◆ What is required:
Copy each line below that includes "ylabel".

== Task inputs ==

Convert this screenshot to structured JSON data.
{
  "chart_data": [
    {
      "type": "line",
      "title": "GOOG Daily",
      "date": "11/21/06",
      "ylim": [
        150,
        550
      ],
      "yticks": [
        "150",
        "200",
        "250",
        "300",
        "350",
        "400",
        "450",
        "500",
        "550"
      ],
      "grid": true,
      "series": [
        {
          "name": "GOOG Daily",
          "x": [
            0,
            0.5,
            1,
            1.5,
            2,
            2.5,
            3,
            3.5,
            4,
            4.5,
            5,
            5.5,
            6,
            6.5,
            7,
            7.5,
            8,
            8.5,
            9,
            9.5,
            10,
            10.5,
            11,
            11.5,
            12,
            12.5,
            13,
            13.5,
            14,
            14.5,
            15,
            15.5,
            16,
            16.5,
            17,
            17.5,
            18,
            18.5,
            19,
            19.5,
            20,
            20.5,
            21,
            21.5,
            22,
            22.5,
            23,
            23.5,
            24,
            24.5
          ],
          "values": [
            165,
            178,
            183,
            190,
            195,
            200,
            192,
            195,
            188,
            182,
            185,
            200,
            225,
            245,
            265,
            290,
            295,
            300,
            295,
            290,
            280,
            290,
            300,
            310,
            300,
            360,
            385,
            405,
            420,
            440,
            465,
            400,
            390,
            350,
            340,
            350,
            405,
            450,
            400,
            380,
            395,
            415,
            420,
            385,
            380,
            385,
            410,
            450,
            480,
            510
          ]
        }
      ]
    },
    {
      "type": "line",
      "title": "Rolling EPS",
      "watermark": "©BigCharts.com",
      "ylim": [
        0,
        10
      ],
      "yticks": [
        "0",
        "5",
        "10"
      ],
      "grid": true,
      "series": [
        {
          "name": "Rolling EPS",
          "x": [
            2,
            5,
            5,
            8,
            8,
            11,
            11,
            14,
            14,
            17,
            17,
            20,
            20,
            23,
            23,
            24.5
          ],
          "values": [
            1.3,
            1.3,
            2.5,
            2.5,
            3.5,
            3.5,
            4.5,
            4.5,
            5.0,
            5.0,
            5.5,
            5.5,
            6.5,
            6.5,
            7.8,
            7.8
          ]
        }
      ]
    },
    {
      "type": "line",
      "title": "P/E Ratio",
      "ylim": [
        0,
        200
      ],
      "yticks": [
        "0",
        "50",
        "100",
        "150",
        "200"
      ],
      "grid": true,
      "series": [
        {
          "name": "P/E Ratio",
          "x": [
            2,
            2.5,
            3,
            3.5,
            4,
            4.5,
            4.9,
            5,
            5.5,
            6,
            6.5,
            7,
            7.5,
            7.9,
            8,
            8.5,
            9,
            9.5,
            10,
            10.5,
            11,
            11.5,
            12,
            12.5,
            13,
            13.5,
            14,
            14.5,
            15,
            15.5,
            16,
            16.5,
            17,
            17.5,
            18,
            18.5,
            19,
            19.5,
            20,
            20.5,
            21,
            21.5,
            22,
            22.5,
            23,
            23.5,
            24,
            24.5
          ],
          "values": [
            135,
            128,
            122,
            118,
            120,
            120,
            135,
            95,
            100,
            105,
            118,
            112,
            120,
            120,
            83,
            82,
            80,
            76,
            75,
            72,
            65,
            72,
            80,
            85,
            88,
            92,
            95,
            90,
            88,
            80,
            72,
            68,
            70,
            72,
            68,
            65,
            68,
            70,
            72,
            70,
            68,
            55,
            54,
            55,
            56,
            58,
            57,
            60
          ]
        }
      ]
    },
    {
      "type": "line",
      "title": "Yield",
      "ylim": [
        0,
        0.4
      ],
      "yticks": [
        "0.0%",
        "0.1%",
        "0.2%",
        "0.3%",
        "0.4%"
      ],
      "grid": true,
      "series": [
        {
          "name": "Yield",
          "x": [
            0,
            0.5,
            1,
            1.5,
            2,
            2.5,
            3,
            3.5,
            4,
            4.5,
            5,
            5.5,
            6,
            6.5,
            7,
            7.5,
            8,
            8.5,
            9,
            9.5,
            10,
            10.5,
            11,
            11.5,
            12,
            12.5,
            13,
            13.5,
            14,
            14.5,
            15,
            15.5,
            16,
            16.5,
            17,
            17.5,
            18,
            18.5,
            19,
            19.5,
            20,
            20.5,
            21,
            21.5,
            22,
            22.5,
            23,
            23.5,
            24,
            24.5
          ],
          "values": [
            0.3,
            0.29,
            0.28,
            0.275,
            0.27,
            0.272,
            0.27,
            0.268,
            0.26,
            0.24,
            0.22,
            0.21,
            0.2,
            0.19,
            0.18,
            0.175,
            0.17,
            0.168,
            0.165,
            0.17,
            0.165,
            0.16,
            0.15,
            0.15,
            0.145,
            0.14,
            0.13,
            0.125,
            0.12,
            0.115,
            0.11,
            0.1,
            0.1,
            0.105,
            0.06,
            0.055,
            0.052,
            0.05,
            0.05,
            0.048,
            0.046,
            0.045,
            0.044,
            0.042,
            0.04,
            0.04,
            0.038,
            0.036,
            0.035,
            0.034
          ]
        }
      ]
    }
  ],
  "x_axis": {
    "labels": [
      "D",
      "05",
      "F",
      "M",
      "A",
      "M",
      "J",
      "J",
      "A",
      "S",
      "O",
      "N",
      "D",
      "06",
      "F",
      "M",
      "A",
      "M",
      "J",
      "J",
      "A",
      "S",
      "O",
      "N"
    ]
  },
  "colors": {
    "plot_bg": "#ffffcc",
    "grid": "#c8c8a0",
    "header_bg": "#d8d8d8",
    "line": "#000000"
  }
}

===
== Task inputs ==

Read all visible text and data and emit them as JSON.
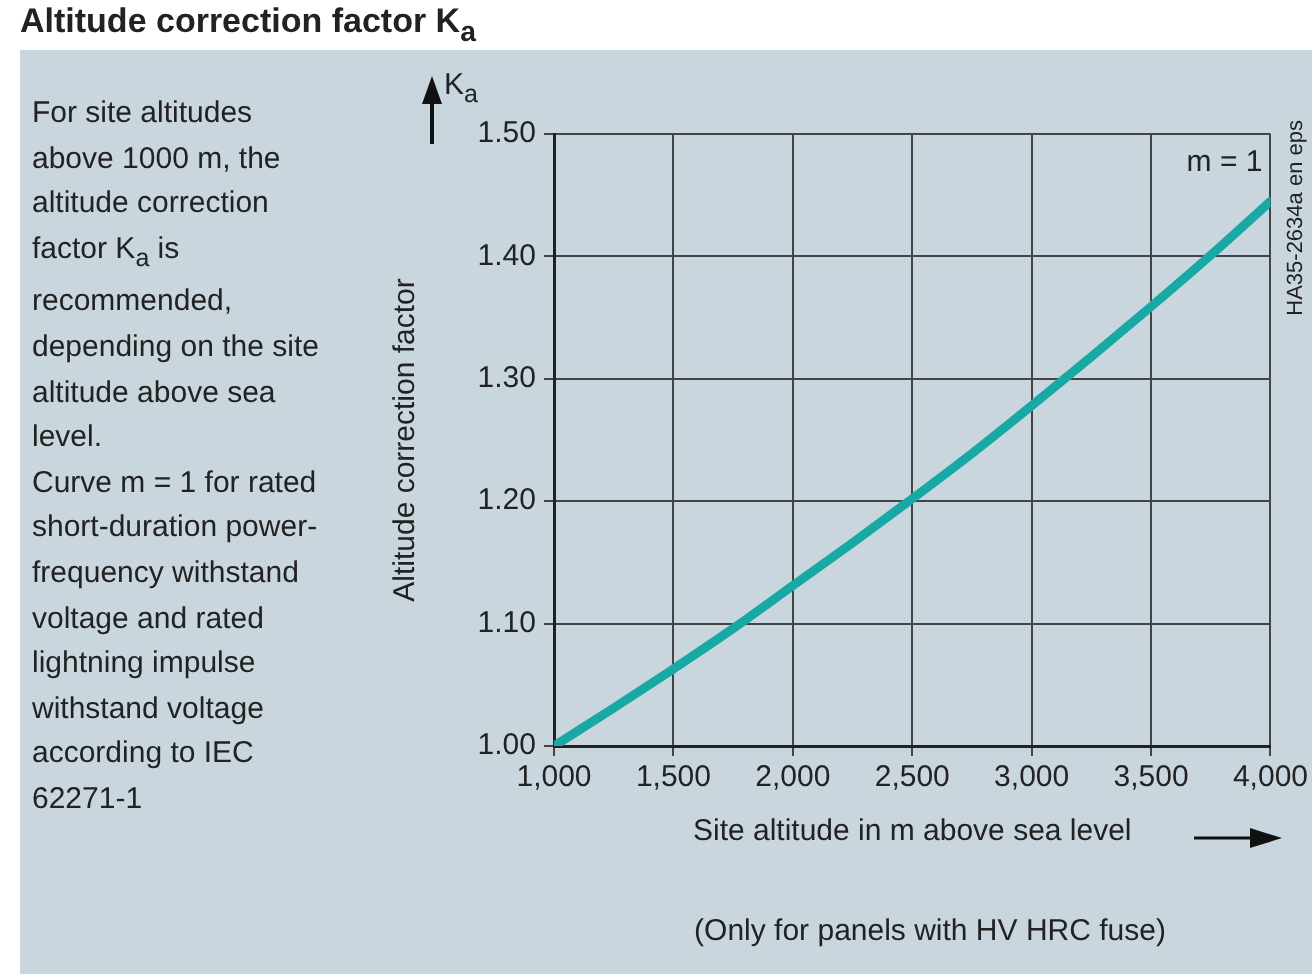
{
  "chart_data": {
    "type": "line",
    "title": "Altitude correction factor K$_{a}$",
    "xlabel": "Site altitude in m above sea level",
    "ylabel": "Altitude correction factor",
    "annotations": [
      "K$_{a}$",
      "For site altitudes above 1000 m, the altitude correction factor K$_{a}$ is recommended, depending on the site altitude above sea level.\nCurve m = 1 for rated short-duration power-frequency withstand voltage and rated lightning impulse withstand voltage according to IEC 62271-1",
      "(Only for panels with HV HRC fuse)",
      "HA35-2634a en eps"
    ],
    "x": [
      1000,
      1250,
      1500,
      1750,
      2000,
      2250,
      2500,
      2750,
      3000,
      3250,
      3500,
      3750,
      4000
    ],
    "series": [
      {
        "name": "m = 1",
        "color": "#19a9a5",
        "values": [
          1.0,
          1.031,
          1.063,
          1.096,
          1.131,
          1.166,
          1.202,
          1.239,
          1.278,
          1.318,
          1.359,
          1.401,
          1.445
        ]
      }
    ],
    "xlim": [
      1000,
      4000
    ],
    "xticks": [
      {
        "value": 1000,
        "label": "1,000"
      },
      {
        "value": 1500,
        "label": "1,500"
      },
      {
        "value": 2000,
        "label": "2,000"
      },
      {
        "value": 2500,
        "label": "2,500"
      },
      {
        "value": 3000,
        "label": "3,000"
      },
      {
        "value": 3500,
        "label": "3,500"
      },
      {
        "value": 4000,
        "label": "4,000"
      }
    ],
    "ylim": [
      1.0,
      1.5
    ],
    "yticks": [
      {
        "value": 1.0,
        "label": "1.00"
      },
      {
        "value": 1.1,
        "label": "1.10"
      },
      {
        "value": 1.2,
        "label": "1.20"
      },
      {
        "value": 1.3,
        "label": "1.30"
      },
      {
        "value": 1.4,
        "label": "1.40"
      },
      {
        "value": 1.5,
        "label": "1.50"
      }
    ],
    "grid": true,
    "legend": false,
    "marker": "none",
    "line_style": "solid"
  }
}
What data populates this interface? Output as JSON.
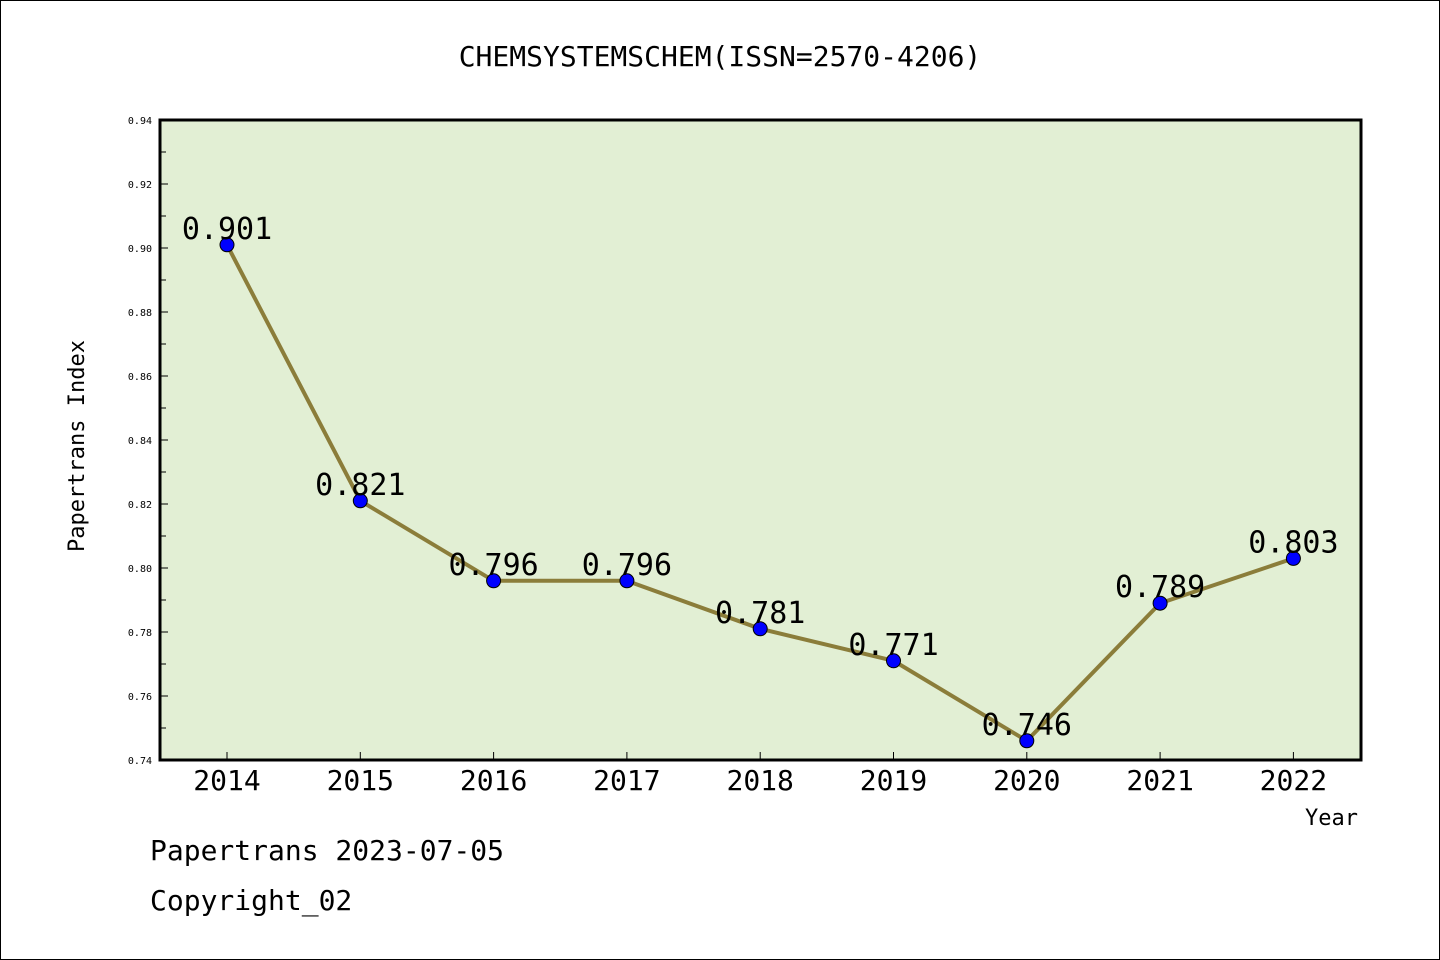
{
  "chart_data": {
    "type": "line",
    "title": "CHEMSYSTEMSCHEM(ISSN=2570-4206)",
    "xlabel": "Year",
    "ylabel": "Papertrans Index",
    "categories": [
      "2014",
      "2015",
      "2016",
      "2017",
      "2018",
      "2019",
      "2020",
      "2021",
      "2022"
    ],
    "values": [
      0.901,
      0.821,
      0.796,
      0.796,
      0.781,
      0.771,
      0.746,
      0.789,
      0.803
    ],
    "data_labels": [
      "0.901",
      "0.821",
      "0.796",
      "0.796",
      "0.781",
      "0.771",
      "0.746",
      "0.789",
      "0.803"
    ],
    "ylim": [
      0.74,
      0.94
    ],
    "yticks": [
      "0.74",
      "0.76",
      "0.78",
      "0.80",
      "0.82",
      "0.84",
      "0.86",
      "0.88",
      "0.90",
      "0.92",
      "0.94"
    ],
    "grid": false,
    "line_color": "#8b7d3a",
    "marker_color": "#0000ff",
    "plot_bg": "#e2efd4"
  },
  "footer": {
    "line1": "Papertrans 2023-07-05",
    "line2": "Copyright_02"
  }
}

===
== Task inputs ==

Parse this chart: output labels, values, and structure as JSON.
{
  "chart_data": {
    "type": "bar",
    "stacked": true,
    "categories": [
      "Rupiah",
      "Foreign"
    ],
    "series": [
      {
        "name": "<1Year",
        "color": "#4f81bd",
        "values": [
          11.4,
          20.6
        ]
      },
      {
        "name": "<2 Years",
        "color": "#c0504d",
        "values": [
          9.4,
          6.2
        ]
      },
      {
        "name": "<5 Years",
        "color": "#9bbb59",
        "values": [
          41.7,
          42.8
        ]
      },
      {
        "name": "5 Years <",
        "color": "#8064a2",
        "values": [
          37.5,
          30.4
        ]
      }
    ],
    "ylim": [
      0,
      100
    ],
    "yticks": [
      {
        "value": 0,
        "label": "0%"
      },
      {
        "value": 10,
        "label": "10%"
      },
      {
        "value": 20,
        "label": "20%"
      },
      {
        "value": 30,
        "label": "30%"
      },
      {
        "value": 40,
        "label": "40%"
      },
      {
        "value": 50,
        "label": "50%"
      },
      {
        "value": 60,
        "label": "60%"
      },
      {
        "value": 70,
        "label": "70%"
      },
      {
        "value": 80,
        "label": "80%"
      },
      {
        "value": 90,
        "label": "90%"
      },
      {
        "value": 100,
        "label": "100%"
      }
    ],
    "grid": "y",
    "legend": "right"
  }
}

===

◆ Answer:
    "ylabel": "Altitude correction factor",
    "ylabel": "Papertrans Index",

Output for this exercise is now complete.